EXERCISE:
Pick out the lines below that include the string "bebebe".

Extracts from a graphics dataset

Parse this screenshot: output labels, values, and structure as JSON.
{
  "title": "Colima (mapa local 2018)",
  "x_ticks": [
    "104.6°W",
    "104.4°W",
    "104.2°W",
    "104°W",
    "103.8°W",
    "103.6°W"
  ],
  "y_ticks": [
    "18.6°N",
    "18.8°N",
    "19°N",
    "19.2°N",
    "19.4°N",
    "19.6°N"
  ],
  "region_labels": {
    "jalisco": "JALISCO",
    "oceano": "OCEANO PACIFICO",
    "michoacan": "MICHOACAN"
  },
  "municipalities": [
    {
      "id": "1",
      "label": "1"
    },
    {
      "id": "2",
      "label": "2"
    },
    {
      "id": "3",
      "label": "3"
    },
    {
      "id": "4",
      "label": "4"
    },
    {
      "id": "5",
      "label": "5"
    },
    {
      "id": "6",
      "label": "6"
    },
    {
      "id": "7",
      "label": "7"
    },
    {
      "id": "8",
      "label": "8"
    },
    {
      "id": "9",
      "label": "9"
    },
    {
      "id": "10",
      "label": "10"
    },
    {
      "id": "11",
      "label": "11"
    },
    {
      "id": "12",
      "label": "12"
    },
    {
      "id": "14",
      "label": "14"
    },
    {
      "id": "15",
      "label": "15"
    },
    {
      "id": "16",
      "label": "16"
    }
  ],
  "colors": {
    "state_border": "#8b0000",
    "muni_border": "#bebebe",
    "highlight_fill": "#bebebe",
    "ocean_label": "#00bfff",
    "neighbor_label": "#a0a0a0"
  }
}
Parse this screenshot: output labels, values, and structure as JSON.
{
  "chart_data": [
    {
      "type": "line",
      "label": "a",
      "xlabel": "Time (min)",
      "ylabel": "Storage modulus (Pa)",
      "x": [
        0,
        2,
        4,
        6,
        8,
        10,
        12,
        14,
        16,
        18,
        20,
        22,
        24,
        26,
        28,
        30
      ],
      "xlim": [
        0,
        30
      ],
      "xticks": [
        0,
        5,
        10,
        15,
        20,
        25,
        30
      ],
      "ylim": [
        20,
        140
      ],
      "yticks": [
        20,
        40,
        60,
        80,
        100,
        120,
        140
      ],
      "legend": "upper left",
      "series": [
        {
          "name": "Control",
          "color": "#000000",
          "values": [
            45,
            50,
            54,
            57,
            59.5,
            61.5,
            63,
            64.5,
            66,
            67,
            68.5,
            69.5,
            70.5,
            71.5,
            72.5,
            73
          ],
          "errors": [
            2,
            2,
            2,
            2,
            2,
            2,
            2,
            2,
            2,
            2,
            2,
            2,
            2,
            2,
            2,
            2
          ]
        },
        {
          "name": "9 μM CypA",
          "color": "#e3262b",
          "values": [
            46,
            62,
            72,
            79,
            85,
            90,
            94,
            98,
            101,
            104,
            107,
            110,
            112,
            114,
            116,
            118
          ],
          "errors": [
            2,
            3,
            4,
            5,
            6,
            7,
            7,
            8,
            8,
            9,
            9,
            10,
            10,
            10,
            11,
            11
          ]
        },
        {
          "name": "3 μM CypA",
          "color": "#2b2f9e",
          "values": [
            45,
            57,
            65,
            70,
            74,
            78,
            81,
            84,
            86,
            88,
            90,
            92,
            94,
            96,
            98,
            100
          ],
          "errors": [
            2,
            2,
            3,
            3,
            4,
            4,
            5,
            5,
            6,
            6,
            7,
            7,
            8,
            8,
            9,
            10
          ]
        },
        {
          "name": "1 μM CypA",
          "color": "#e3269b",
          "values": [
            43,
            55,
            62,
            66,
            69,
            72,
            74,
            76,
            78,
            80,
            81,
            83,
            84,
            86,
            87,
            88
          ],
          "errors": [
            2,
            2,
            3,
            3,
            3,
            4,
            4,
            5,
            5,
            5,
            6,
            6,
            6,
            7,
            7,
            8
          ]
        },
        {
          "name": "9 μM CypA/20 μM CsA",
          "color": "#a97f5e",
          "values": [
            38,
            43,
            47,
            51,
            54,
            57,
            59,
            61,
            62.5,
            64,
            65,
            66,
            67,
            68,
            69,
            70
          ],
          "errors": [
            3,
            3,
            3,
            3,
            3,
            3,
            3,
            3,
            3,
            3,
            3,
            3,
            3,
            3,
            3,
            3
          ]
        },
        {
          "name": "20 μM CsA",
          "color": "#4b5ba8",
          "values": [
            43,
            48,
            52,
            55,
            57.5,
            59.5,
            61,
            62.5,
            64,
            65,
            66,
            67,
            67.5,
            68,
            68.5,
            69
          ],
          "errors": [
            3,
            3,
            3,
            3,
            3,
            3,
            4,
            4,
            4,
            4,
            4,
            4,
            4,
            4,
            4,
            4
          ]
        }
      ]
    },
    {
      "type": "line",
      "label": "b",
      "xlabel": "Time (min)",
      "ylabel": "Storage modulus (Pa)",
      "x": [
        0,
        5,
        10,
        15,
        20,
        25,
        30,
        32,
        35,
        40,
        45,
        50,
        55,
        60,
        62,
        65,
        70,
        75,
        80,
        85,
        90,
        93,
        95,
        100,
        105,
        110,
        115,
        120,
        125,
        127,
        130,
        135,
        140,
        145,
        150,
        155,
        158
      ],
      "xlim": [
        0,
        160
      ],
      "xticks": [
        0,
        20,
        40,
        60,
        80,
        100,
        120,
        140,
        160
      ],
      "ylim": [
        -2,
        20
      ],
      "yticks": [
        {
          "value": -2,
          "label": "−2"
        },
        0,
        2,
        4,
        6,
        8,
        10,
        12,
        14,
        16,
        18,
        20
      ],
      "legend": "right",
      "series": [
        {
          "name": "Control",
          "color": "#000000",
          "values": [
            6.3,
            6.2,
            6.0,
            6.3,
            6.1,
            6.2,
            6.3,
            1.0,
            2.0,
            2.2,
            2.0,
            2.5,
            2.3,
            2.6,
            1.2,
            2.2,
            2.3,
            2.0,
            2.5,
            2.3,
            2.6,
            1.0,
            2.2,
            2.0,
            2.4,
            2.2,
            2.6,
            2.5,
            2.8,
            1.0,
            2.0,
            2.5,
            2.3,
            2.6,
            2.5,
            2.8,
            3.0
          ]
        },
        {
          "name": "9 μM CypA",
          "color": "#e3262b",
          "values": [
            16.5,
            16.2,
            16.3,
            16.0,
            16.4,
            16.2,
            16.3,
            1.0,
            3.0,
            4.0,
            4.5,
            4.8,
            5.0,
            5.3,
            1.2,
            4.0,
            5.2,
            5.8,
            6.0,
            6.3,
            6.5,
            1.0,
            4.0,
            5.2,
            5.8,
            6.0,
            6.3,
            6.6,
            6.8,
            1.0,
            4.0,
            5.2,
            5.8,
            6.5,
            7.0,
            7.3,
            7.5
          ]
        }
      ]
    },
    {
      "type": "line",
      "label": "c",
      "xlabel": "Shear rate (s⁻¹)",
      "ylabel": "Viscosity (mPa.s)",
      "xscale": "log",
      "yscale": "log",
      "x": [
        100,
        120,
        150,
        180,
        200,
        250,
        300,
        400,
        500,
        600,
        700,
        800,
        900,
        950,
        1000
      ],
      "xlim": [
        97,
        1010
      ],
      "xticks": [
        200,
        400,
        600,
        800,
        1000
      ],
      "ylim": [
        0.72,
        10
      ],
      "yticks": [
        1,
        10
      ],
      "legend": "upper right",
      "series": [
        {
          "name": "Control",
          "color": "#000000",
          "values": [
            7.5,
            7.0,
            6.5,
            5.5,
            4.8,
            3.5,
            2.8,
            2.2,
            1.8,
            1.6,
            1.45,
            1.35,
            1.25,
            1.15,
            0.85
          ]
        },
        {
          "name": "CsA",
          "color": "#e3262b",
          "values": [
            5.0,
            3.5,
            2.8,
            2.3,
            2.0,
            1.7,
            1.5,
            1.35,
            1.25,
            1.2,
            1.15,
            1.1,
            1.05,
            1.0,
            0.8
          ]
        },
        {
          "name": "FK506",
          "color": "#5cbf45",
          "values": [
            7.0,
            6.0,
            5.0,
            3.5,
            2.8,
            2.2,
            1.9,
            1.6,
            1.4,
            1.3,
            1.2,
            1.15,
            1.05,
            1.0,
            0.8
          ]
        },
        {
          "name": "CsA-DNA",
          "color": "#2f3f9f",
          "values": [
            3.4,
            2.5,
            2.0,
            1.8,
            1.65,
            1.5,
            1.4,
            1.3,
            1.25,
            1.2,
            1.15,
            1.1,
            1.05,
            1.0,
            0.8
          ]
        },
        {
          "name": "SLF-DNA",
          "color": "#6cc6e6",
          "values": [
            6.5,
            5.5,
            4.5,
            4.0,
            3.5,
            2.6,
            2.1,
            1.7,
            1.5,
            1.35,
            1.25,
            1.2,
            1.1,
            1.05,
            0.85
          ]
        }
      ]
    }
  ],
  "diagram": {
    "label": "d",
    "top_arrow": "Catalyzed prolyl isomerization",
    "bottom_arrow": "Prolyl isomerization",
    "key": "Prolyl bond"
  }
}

ANSWER TO THE TASK:
    "muni_border": "#bebebe",
    "highlight_fill": "#bebebe",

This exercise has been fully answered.